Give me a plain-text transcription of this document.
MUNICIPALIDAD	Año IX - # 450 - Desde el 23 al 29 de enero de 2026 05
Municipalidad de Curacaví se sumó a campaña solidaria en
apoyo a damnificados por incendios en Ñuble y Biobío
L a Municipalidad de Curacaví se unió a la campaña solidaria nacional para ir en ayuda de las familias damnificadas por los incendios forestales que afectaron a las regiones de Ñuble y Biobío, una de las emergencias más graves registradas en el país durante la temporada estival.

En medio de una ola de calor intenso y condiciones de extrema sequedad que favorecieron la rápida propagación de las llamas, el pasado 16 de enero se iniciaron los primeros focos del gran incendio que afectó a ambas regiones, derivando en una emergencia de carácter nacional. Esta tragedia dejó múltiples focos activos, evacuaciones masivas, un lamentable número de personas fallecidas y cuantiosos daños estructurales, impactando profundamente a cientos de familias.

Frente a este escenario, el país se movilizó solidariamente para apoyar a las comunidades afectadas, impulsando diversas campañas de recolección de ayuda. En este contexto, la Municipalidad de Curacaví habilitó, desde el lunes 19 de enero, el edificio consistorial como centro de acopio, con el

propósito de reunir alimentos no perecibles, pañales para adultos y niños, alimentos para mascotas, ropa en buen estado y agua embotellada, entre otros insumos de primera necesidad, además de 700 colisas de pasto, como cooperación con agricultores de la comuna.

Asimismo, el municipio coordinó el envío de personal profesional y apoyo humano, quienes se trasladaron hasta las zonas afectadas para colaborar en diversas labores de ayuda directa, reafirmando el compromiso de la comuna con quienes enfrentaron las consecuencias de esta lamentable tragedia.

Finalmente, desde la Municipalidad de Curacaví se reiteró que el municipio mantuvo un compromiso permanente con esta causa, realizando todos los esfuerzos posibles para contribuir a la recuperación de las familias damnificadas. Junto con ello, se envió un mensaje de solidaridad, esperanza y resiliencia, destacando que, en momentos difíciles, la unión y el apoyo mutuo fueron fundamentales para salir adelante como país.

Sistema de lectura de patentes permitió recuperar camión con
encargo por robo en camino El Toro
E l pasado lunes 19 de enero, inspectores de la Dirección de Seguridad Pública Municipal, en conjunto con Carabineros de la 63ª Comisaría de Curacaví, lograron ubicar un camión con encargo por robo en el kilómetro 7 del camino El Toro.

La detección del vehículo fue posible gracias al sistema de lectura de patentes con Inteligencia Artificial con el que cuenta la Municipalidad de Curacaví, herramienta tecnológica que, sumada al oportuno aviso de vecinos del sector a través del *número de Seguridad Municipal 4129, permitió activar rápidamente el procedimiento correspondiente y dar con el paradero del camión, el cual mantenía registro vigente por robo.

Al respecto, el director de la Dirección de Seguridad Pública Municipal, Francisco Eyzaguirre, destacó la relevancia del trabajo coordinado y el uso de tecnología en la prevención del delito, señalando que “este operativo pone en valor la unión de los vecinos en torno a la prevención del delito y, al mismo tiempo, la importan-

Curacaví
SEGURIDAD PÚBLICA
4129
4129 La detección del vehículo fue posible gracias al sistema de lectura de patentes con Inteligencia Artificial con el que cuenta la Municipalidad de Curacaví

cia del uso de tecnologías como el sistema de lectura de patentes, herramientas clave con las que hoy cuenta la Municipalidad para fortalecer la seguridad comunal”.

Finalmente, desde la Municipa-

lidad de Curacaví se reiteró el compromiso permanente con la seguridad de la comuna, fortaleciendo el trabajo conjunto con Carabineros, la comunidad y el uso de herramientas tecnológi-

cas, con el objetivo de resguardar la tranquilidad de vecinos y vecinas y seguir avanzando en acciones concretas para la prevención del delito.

Task objective – Copy each record from above exactly, and include every line.

Response below –
Give me a plain-text transcription of this document.
MUNICIPALIDAD	Año IX - # 450 - Desde el 23 al 29 de enero de 2026 05
Municipalidad de Curacaví se sumó a campaña solidaria en
apoyo a damnificados por incendios en Ñuble y Biobío
L a Municipalidad de Curacaví se unió a la campaña solidaria nacional para ir en ayuda de las familias damnificadas por los incendios forestales que afectaron a las regiones de Ñuble y Biobío, una de las emergencias más graves registradas en el país durante la temporada estival.

En medio de una ola de calor intenso y condiciones de extrema sequedad que favorecieron la rápida propagación de las llamas, el pasado 16 de enero se iniciaron los primeros focos del gran incendio que afectó a ambas regiones, derivando en una emergencia de carácter nacional. Esta tragedia dejó múltiples focos activos, evacuaciones masivas, un lamentable número de personas fallecidas y cuantiosos daños estructurales, impactando profundamente a cientos de familias.

Frente a este escenario, el país se movilizó solidariamente para apoyar a las comunidades afectadas, impulsando diversas campañas de recolección de ayuda. En este contexto, la Municipalidad de Curacaví habilitó, desde el lunes 19 de enero, el edificio consistorial como centro de acopio, con el

propósito de reunir alimentos no perecibles, pañales para adultos y niños, alimentos para mascotas, ropa en buen estado y agua embotellada, entre otros insumos de primera necesidad, además de 700 colisas de pasto, como cooperación con agricultores de la comuna.

Asimismo, el municipio coordinó el envío de personal profesional y apoyo humano, quienes se trasladaron hasta las zonas afectadas para colaborar en diversas labores de ayuda directa, reafirmando el compromiso de la comuna con quienes enfrentaron las consecuencias de esta lamentable tragedia.

Finalmente, desde la Municipalidad de Curacaví se reiteró que el municipio mantuvo un compromiso permanente con esta causa, realizando todos los esfuerzos posibles para contribuir a la recuperación de las familias damnificadas. Junto con ello, se envió un mensaje de solidaridad, esperanza y resiliencia, destacando que, en momentos difíciles, la unión y el apoyo mutuo fueron fundamentales para salir adelante como país.

Sistema de lectura de patentes permitió recuperar camión con
encargo por robo en camino El Toro
E l pasado lunes 19 de enero, inspectores de la Dirección de Seguridad Pública Municipal, en conjunto con Carabineros de la 63ª Comisaría de Curacaví, lograron ubicar un camión con encargo por robo en el kilómetro 7 del camino El Toro.

La detección del vehículo fue posible gracias al sistema de lectura de patentes con Inteligencia Artificial con el que cuenta la Municipalidad de Curacaví, herramienta tecnológica que, sumada al oportuno aviso de vecinos del sector a través del *número de Seguridad Municipal 4129, permitió activar rápidamente el procedimiento correspondiente y dar con el paradero del camión, el cual mantenía registro vigente por robo.

Al respecto, el director de la Dirección de Seguridad Pública Municipal, Francisco Eyzaguirre, destacó la relevancia del trabajo coordinado y el uso de tecnología en la prevención del delito, señalando que “este operativo pone en valor la unión de los vecinos en torno a la prevención del delito y, al mismo tiempo, la importan-

Curacaví
SEGURIDAD PÚBLICA
4129
4129 La detección del vehículo fue posible gracias al sistema de lectura de patentes con Inteligencia Artificial con el que cuenta la Municipalidad de Curacaví

cia del uso de tecnologías como el sistema de lectura de patentes, herramientas clave con las que hoy cuenta la Municipalidad para fortalecer la seguridad comunal”.

Finalmente, desde la Municipa-

lidad de Curacaví se reiteró el compromiso permanente con la seguridad de la comuna, fortaleciendo el trabajo conjunto con Carabineros, la comunidad y el uso de herramientas tecnológi-

cas, con el objetivo de resguardar la tranquilidad de vecinos y vecinas y seguir avanzando en acciones concretas para la prevención del delito.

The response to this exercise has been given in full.